* **EXERCISE GOAL**
Retype all of the data. Every line must match exactly.

##############################

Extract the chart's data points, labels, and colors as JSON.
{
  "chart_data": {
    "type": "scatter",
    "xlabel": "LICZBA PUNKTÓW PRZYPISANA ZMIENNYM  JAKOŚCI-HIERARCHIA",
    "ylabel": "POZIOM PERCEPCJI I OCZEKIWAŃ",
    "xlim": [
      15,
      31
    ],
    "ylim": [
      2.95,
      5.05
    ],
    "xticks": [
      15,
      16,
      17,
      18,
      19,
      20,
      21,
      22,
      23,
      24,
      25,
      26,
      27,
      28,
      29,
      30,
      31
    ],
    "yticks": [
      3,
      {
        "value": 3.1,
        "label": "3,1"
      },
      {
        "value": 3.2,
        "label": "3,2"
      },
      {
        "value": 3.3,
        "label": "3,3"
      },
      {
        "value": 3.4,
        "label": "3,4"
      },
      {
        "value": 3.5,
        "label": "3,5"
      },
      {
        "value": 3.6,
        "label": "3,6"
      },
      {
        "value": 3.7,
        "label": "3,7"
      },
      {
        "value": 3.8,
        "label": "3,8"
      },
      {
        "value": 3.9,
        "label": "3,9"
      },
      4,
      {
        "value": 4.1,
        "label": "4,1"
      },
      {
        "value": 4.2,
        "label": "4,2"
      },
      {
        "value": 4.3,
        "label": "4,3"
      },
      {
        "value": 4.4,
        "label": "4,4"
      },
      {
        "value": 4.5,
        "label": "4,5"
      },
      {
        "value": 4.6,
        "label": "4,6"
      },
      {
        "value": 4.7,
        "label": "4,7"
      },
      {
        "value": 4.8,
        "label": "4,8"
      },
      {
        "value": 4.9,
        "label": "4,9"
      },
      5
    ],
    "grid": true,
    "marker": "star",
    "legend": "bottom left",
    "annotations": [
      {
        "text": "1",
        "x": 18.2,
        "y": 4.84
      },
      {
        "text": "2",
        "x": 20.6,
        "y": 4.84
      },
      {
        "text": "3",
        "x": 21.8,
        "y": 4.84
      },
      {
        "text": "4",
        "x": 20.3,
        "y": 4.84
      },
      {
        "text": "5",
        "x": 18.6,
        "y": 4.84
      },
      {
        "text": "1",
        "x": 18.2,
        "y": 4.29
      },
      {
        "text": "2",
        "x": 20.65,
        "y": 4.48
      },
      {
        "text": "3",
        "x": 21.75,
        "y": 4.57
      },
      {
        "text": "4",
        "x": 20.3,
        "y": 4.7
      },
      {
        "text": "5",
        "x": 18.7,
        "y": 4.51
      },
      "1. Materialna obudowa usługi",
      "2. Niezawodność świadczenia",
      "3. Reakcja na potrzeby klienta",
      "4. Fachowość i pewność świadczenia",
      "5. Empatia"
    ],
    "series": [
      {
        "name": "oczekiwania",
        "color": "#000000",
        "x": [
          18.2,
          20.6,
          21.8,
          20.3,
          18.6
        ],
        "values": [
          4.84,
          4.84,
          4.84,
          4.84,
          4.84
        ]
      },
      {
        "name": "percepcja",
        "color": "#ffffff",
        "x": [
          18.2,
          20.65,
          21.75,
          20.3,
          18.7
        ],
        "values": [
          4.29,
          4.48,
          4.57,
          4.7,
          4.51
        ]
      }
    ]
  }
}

##############################

* **CORRECT OUTPUT**
Extract the chart's data points, labels, and colors as JSON.
{
  "chart_data": {
    "type": "scatter",
    "xlabel": "LICZBA PUNKTÓW PRZYPISANA ZMIENNYM  JAKOŚCI-HIERARCHIA",
    "ylabel": "POZIOM PERCEPCJI I OCZEKIWAŃ",
    "xlim": [
      15,
      31
    ],
    "ylim": [
      2.95,
      5.05
    ],
    "xticks": [
      15,
      16,
      17,
      18,
      19,
      20,
      21,
      22,
      23,
      24,
      25,
      26,
      27,
      28,
      29,
      30,
      31
    ],
    "yticks": [
      3,
      {
        "value": 3.1,
        "label": "3,1"
      },
      {
        "value": 3.2,
        "label": "3,2"
      },
      {
        "value": 3.3,
        "label": "3,3"
      },
      {
        "value": 3.4,
        "label": "3,4"
      },
      {
        "value": 3.5,
        "label": "3,5"
      },
      {
        "value": 3.6,
        "label": "3,6"
      },
      {
        "value": 3.7,
        "label": "3,7"
      },
      {
        "value": 3.8,
        "label": "3,8"
      },
      {
        "value": 3.9,
        "label": "3,9"
      },
      4,
      {
        "value": 4.1,
        "label": "4,1"
      },
      {
        "value": 4.2,
        "label": "4,2"
      },
      {
        "value": 4.3,
        "label": "4,3"
      },
      {
        "value": 4.4,
        "label": "4,4"
      },
      {
        "value": 4.5,
        "label": "4,5"
      },
      {
        "value": 4.6,
        "label": "4,6"
      },
      {
        "value": 4.7,
        "label": "4,7"
      },
      {
        "value": 4.8,
        "label": "4,8"
      },
      {
        "value": 4.9,
        "label": "4,9"
      },
      5
    ],
    "grid": true,
    "marker": "star",
    "legend": "bottom left",
    "annotations": [
      {
        "text": "1",
        "x": 18.2,
        "y": 4.84
      },
      {
        "text": "2",
        "x": 20.6,
        "y": 4.84
      },
      {
        "text": "3",
        "x": 21.8,
        "y": 4.84
      },
      {
        "text": "4",
        "x": 20.3,
        "y": 4.84
      },
      {
        "text": "5",
        "x": 18.6,
        "y": 4.84
      },
      {
        "text": "1",
        "x": 18.2,
        "y": 4.29
      },
      {
        "text": "2",
        "x": 20.65,
        "y": 4.48
      },
      {
        "text": "3",
        "x": 21.75,
        "y": 4.57
      },
      {
        "text": "4",
        "x": 20.3,
        "y": 4.7
      },
      {
        "text": "5",
        "x": 18.7,
        "y": 4.51
      },
      "1. Materialna obudowa usługi",
      "2. Niezawodność świadczenia",
      "3. Reakcja na potrzeby klienta",
      "4. Fachowość i pewność świadczenia",
      "5. Empatia"
    ],
    "series": [
      {
        "name": "oczekiwania",
        "color": "#000000",
        "x": [
          18.2,
          20.6,
          21.8,
          20.3,
          18.6
        ],
        "values": [
          4.84,
          4.84,
          4.84,
          4.84,
          4.84
        ]
      },
      {
        "name": "percepcja",
        "color": "#ffffff",
        "x": [
          18.2,
          20.65,
          21.75,
          20.3,
          18.7
        ],
        "values": [
          4.29,
          4.48,
          4.57,
          4.7,
          4.51
        ]
      }
    ]
  }
}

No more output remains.